** Text excerpt **

begin

Showing posts with label data centres. Show all posts
Showing posts with label data centres. Show all posts

Monday, August 22, 2016

A challenge for Google’s Deep Mind: solving the Jevons Paradox

Note: this post was originally published on The Fifth Estate on 16 August 2016. 

Google has announced that it has used Deep Mind, the neural network computing developed by its AI research company, to reduce the energy used for cooling its data centres by 40 per cent. Sounds impressive, until you realise that Google’s energy use is doubling every year.

Data centres are not very efficient for several reasons:
  1. Servers are generally inefficient, producing lots of heat
  2. Just cooling them uses a huge amount of power
  3. The companies running data centres are rewarded for responding quickly to demands on server uses. They are not rewarded for saving energy, therefore they keep energy use at a maximum continuously
  4. With the inexorable expansion of “cloud computing”, this trend is set to continue
So while Google’s announcement sounds great let’s look at what is actually happening to data centre energy use – in fact energy use in ICT generally. And it’s not good.

end

** Rows **
begin

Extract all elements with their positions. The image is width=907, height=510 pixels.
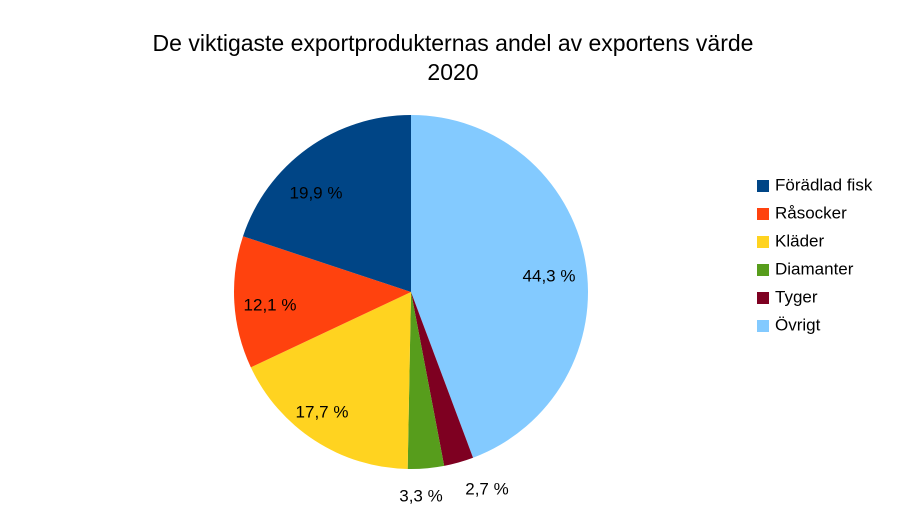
pie-labels: 44,3 % 2,7 % 3,3 % 17,7 % 12,1 % 19,9 % — [244, 183, 576, 505]
pie-slice-5 — [411, 115, 588, 458]
data-label-4: 2,7 % — [465, 479, 508, 498]
pie-slices — [233, 115, 588, 469]
legend-swatch-1 — [757, 208, 769, 220]
legend-swatch-2 — [757, 236, 769, 248]
legend-label-5: Övrigt — [775, 315, 821, 334]
data-label-0: 19,9 % — [290, 183, 343, 202]
legend-label-1: Råsocker — [775, 203, 847, 222]
legend-swatch-0 — [757, 180, 769, 192]
pie-slice-1 — [233, 236, 411, 368]
legend-label-4: Tyger — [775, 287, 818, 306]
data-label-2: 17,7 % — [296, 402, 349, 421]
legend-swatch-4 — [757, 292, 769, 304]
chart-title: De viktigaste exportprodukternas andel a… — [153, 30, 754, 56]
legend-swatch-3 — [757, 264, 769, 276]
data-label-3: 3,3 % — [399, 486, 442, 505]
data-label-1: 12,1 % — [244, 295, 297, 314]
pie-slice-4 — [411, 292, 474, 466]
pie-slice-2 — [250, 292, 411, 469]
pie-slice-3 — [407, 292, 445, 469]
legend-label-2: Kläder — [775, 231, 824, 250]
legend-label-3: Diamanter — [775, 259, 854, 278]
legend-label-0: Förädlad fisk — [775, 175, 873, 194]
legend: Förädlad fisk Råsocker Kläder Diamanter Tyge… — [757, 175, 873, 334]
legend-swatch-5 — [757, 320, 769, 332]
chart-subtitle: 2020 — [427, 59, 478, 85]
pie-slice-0 — [243, 115, 411, 292]
data-label-5: 44,3 % — [523, 266, 576, 285]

end

** Exercise set **
a) According to the blog post on Google's data center energy use, by how much did Deep Mind reduce the energy used for cooling Google's data centers?
b) In the blog post on Google's data center energy use, switch "Deep Mind" to "DeepMind" in the passage starting with "Monday, August 22, 2016" and going on through "doubling every year.".
c) Proceed with the blog post on Google's data center energy use, picking up after its final sentence.

** Exercise responses **
a) By 40 percent.

b)
Monday, August 22, 2016

A challenge for Google’s DeepMind: solving the Jevons Paradox

Note: this post was originally published on The Fifth Estate on 16 August 2016. 

Google has announced that it has used DeepMind, the neural network computing developed by its AI research company, to reduce the energy used for cooling its data centres by 40 per cent. Sounds impressive, until you realise that Google’s energy use is doubling every year.

c)
Even if data centres did use energy efficiently their overall use is still increasing at a greater rate. Google’s total power usage appears to have increased by a factor of 12 in the last four years, almost doubling every year.

It likes to boast about its use of renewable energy. It recently purchased 781 megawatts of solar and wind power to power its data centres. But the company also says renewable energy makes up just 37 per cent of its usage and with a total of 1.2 gigawatts of renewable energy, that makes its total data centre usage around 3.2GW.

But this itself is in the context of Google’s overall energy usage this year, estimated to be 48.927GW [for source see comments to the article linked to above].

The worldwide explosion of data centres and their increasing energy usage is a direct result of the spread of smart phones, tablets, apps and video-on-demand. We expect all of these things fast and free and that is what is fuelling the expansion.

The number of annually produced smartphones is expected to rise between 2010 and 2030 from around 350 million to around 3000 million units, and for tablets from 50 to 560 million units.

A worst-case projection for the global use of energy in ICT puts it at as much as 51 per cent of global electricity and 23 per cent of the globally released greenhouse gas emissions in 2030. Totally unsustainable? Right.

The Jevons Paradox

We seem to be seeing another example of the Jevons Paradox, the conundrum proposed by economist William Stanley Jevons. First postulated in the 1860s, it states that increases in efficiency will not result in savings, instead they will result in more expenditure or consumption.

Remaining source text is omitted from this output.